**Extrait du document:**

_____

Des perspectives suisses en 10 langues

Relancer le dialogue avec la Turquie

En janvier dernier, le président suisse, Joseph Deiss, rencontrait le premier ministre turc, Tayyip Erdogan, lors du Forum économique de Davos. Keystone

Une délégation parlementaire suisse s'est rendue en Turquie pour réchauffer les relations entre les deux pays après la crise diplomatique de l’an dernier.

Suite au débat ouvert en Suisse sur le génocide arménien, le gouvernement turc avait annulé une visite de la ministre suisse des Affaires étrangères à Ankara.

Un «affront», une «provocation»: c’est ainsi que quelques politiciens suisses avaient qualifié, il y a un an, la décision des autorités turques d’annuler la visite à Ankara de Micheline Calmy-Rey.

La ministre suisse des Affaires étrangères (DFAE) – qui aurait voulu évoquer la question du respect des minorités et des droits de l’homme au cours de son voyage – s’était quant à elle diplomatiquement contentée de juger «excessive» la décision de la Turquie.

Une fois encore, c’était la question du génocide des Arméniens qui avait suscité l’ire du gouvernement turc. Une question «trop» souvent évoquée ces dernières années en Suisse aux yeux du gouvernement d’Ankara.

Pour mémoire, 800’000 des 1,8 million d’Arméniens vivant en Turquie auraient été, selon les recherches historiques, systématiquement déportés et exterminés par l’Empire ottoman entre 1915 et 1918.

Petite crise diplomatique

Toujours nié par la Turquie, qui affirme que «seulement» 200’000 Arméniens auraient été tués durant les opérations de la Première Guerre mondiale, ce génocide a été reconnu en 1998 par le parlement du canton de Genève.

En 2001, la Chambre basse du parlement fédéral avait quant à elle rejeté un postulat dans ce sens, mais par seulement trois voix d’écart.

Les choses ont toutefois rebondi l’an dernier. La question arménienne est revenue sous les feux de l’actualité lorsque, le 23 septembre, le parlement du canton de Vaud a à son tour reconnu le génocide.

Peu de jours après, le gouvernement turc annonçait sa décision d’annuler le voyage de Micheline Calmy-Rey, ouvrant ainsi une petite crise diplomatique qui a refroidi les relations entre les deux pays.

Un refroidissement d’autant plus vif qu’en décembre dernier, la Chambre basse du parlement fédéral, appelée à se prononcer sur un nouveau postulat, reconnaissait à son tour le génocide.

Cette décision n’a pas plu aux Turcs. Le nouveau premier ministre Recep Tayyp Erdogan l’a d’ailleurs regrettée lors d’une rencontre avec Micheline Calmy-Rey et le président de la Confédération Joseph Deiss en janvier dernier en marge du Forum économique mondial (WEF) de Davos.

_____

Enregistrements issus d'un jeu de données

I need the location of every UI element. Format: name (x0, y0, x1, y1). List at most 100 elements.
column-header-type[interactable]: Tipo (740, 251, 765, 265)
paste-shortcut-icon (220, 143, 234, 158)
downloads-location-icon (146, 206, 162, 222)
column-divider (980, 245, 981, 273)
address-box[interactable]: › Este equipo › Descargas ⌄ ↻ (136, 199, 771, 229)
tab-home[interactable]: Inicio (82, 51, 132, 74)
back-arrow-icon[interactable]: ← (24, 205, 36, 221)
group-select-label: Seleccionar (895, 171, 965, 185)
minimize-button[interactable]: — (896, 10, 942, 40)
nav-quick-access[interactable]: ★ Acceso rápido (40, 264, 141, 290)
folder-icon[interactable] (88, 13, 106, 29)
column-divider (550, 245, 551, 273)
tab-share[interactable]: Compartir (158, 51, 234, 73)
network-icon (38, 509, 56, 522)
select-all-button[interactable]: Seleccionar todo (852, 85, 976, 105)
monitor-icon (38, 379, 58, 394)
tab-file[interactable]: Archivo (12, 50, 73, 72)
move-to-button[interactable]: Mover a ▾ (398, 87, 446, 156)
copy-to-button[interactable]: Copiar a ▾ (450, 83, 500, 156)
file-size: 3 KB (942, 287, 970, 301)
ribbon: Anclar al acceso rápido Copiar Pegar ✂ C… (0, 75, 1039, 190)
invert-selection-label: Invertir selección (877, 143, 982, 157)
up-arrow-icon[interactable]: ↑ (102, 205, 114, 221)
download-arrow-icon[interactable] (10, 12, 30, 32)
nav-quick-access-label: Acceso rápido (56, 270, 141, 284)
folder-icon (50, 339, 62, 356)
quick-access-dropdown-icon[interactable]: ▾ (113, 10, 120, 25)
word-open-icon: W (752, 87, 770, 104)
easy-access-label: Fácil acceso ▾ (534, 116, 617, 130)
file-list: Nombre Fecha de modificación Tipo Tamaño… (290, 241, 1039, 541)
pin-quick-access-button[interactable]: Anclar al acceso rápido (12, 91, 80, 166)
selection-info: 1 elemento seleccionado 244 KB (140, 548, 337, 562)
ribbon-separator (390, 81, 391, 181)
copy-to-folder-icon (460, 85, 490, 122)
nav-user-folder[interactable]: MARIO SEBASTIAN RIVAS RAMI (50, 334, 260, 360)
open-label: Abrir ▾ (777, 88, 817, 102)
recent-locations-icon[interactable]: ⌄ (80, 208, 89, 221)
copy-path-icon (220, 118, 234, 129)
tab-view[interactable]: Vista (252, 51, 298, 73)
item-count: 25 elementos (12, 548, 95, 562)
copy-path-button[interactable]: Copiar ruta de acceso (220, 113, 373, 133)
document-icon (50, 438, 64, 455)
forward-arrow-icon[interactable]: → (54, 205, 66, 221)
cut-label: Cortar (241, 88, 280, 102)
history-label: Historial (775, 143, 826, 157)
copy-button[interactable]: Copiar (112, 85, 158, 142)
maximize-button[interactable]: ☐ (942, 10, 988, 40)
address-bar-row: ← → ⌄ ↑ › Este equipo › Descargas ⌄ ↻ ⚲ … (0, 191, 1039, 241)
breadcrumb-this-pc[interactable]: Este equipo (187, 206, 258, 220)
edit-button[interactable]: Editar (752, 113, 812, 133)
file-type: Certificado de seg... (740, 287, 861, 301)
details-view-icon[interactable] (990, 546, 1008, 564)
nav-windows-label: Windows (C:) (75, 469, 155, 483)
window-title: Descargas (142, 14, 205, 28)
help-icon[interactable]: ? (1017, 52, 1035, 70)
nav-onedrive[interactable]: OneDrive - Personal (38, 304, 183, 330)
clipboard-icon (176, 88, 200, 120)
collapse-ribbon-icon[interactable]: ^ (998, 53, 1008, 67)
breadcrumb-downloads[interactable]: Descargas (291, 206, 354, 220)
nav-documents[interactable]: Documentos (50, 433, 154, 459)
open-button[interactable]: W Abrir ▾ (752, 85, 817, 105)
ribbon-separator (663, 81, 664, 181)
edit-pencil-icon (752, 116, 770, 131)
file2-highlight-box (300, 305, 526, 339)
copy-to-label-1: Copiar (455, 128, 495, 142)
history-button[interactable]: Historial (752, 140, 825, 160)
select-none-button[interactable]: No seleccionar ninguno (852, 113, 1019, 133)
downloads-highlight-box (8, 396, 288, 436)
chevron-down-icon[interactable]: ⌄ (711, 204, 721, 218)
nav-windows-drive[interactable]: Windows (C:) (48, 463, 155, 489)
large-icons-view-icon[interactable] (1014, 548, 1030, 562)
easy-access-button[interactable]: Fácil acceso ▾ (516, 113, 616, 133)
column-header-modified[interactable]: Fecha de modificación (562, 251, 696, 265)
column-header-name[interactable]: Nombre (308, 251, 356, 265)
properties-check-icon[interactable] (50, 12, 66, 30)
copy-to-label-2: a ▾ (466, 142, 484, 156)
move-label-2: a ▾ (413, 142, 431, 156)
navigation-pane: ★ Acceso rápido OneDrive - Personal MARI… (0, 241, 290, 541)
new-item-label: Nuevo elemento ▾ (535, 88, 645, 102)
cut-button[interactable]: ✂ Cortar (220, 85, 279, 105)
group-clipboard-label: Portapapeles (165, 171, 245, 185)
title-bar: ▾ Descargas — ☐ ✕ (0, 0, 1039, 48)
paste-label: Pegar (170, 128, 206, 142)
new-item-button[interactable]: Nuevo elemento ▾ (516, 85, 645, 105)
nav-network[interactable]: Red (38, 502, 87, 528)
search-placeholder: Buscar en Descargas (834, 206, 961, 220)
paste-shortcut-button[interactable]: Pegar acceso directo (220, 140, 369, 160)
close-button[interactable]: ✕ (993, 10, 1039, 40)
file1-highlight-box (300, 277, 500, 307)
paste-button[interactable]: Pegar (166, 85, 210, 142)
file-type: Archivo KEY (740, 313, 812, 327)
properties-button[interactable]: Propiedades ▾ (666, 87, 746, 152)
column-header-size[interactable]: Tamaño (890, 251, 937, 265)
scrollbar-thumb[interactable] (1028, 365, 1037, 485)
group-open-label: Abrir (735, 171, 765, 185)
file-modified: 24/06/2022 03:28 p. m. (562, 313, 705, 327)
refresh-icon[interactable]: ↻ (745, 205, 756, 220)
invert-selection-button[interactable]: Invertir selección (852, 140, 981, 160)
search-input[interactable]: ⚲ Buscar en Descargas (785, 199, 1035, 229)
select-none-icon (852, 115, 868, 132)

_____

**Tâches à réaliser:**
1 - Pour chacune des affirmations suivantes, indiquez par oui ou par non si elle concorde avec l'article sur la crise diplomatique entre la Suisse et la Turquie, en citant à l'identique les mots de l'article qui tranchent. (a) Le parlement du canton de Genève a reconnu le génocide arménien en 1998. (b) En 2001, la Chambre basse du parlement fédéral a adopté un postulat reconnaissant le génocide. (c) Le parlement du canton de Vaud a reconnu le génocide le 23 septembre.
2 - Poursuivez l'article sur la crise diplomatique entre la Suisse et la Turquie à partir de sa dernière phrase.

**Résultats obtenus:**
1 -
(a) Oui : « ce génocide a été reconnu en 1998 par le parlement du canton de Genève ».
(b) Non : « la Chambre basse du parlement fédéral avait quant à elle rejeté un postulat dans ce sens, mais par seulement trois voix d’écart ».
(c) Oui : « le 23 septembre, le parlement du canton de Vaud a à son tour reconnu le génocide ».

2 -
Nouvelles possibilités de dialogue



Annulée en octobre 2003, la visite en Turquie des membres de la Commission de politique extérieure (CPE) de la Chambre haute du parlement suisse peut donc être considérée comme un pas important vers la relance du dialogue et d’une amélioration des relations entre les deux pays.

«L’an dernier, nous avions préféré renoncer à notre visite, déclare le sénateur Peter Briner, président de la commission et chef de la délégation. Les relations bilatérales était alors marquées par une certaine irritation et nous n’aurions pas pu trouver d’interlocuteurs turcs prêts à dialoguer.»

«Le temps a permis de surmonter cette irritation, poursuit-il. Nos collègues du parlement turc et l’ambassadeur turc à Berne nous ont assuré que nous serions les bienvenus dans leur pays.»

La visite aura donc lieu du 30 août au 3 septembre. La délégation suisse sera reçue par des représentants politiques de haut rang du parlement et du gouvernement turcs, notamment par le ministre des Affaires étrangères Abdullah Gül.

La coopération économique et technique sera au centre des discussions. Mais la question du respect des minorités et des droits de l’homme, aujourd’hui en Turquie, sera également abordée.

«Nous voulons aussi faire le point sur les réformes que la Turquie entend mettre en œuvre et sur les efforts qu’elle a déjà accomplis dans le cadre des ses préparatifs pour adhérer à l’Union européenne», précise Peter Briner.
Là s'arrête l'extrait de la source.